Dataset items:

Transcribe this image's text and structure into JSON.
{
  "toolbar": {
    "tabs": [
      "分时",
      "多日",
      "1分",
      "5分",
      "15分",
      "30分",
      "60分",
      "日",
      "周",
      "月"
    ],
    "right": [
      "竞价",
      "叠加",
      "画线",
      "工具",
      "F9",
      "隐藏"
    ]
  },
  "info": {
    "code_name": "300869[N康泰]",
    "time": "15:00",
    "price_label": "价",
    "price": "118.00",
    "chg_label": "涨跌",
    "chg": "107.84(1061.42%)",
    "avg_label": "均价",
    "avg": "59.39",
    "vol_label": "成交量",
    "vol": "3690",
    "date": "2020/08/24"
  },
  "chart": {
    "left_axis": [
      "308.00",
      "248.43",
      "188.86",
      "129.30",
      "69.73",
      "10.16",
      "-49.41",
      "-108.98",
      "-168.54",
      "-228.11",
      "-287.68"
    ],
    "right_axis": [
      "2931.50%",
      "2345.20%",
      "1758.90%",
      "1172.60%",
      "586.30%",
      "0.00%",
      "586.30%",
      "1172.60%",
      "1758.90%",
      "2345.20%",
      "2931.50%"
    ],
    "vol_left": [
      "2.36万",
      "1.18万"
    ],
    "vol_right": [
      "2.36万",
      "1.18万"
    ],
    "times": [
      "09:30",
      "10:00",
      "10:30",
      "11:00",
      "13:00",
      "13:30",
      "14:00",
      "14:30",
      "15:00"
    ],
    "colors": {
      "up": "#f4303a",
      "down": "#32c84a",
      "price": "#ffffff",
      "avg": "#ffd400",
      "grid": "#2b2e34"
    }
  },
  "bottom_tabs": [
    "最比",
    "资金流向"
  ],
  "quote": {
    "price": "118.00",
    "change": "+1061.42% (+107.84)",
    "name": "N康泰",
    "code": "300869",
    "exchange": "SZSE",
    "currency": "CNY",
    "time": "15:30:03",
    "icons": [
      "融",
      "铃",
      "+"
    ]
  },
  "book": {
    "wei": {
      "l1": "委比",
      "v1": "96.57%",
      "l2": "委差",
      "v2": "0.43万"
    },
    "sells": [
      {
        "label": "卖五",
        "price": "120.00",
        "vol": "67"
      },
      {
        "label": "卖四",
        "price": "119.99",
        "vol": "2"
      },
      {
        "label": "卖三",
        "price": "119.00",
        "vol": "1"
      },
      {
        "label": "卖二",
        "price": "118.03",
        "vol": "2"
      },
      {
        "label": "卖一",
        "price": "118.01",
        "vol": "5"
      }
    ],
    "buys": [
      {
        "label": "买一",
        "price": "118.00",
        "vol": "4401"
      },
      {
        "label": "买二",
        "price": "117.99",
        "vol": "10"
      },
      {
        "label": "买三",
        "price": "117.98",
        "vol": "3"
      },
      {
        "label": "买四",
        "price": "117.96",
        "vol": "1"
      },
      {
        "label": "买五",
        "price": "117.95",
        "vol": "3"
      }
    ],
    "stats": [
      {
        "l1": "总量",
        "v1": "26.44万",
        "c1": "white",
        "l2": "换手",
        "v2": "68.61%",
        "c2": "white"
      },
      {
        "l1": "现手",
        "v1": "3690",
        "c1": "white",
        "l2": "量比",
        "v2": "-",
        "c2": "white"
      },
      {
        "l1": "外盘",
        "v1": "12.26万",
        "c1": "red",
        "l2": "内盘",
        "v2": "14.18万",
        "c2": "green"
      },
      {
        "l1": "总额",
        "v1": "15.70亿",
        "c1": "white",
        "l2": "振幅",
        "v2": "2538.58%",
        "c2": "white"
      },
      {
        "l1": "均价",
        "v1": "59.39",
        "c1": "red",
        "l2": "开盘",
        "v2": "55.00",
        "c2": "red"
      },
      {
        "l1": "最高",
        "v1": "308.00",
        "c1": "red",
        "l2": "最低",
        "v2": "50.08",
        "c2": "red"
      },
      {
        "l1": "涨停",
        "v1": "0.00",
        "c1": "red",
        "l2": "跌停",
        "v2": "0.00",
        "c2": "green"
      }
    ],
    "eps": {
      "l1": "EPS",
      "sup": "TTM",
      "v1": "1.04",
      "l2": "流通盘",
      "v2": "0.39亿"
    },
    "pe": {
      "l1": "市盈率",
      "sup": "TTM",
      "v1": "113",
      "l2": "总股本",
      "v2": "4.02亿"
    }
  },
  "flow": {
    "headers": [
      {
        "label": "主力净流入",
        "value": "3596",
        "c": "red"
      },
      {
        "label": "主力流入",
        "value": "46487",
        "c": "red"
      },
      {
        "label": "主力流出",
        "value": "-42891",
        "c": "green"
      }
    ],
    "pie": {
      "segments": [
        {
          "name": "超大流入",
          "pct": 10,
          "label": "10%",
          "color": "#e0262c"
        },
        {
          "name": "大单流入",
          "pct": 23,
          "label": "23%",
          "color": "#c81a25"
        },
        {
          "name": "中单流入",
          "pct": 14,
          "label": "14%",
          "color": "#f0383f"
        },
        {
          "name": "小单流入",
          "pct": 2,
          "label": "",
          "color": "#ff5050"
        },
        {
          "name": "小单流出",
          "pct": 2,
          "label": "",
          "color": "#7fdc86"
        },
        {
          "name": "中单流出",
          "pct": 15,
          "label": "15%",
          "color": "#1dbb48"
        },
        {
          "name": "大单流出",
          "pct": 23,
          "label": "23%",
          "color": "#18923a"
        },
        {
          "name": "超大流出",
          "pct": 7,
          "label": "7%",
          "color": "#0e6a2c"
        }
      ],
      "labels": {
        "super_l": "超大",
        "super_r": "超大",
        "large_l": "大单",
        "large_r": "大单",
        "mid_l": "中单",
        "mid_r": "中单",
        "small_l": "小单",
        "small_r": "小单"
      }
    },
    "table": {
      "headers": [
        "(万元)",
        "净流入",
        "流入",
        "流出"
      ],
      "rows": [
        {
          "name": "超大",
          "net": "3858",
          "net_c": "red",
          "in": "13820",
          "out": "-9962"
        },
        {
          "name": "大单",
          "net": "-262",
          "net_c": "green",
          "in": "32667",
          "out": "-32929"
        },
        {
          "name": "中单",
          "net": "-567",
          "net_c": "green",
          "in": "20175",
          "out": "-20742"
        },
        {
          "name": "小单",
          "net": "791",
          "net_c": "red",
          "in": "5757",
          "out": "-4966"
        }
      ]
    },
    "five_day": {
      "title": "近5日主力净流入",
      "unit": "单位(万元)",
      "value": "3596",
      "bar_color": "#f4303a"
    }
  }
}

* * *

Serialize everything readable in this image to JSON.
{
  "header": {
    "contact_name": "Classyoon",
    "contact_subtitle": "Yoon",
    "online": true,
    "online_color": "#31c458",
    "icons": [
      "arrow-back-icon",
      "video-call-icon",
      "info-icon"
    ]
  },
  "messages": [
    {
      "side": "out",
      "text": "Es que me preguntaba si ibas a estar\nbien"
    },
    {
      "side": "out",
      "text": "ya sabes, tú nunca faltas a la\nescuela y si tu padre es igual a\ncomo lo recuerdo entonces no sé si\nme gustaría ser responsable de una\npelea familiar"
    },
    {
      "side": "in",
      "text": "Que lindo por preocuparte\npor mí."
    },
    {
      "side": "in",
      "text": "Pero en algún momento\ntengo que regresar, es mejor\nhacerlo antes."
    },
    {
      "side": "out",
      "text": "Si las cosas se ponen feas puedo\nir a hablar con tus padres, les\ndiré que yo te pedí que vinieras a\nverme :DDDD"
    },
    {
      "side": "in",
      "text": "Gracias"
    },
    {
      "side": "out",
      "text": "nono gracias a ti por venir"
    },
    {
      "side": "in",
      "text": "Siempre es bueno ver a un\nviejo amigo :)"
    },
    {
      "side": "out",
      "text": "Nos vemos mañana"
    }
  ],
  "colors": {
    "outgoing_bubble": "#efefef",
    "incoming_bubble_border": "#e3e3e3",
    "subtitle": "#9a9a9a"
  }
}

WHAT IS EXPECTED: Find every line in the records above that contains the word "this", and copy each one.

EXPECTED ANSWER:
Transcribe this image's text and structure into JSON.
Serialize everything readable in this image to JSON.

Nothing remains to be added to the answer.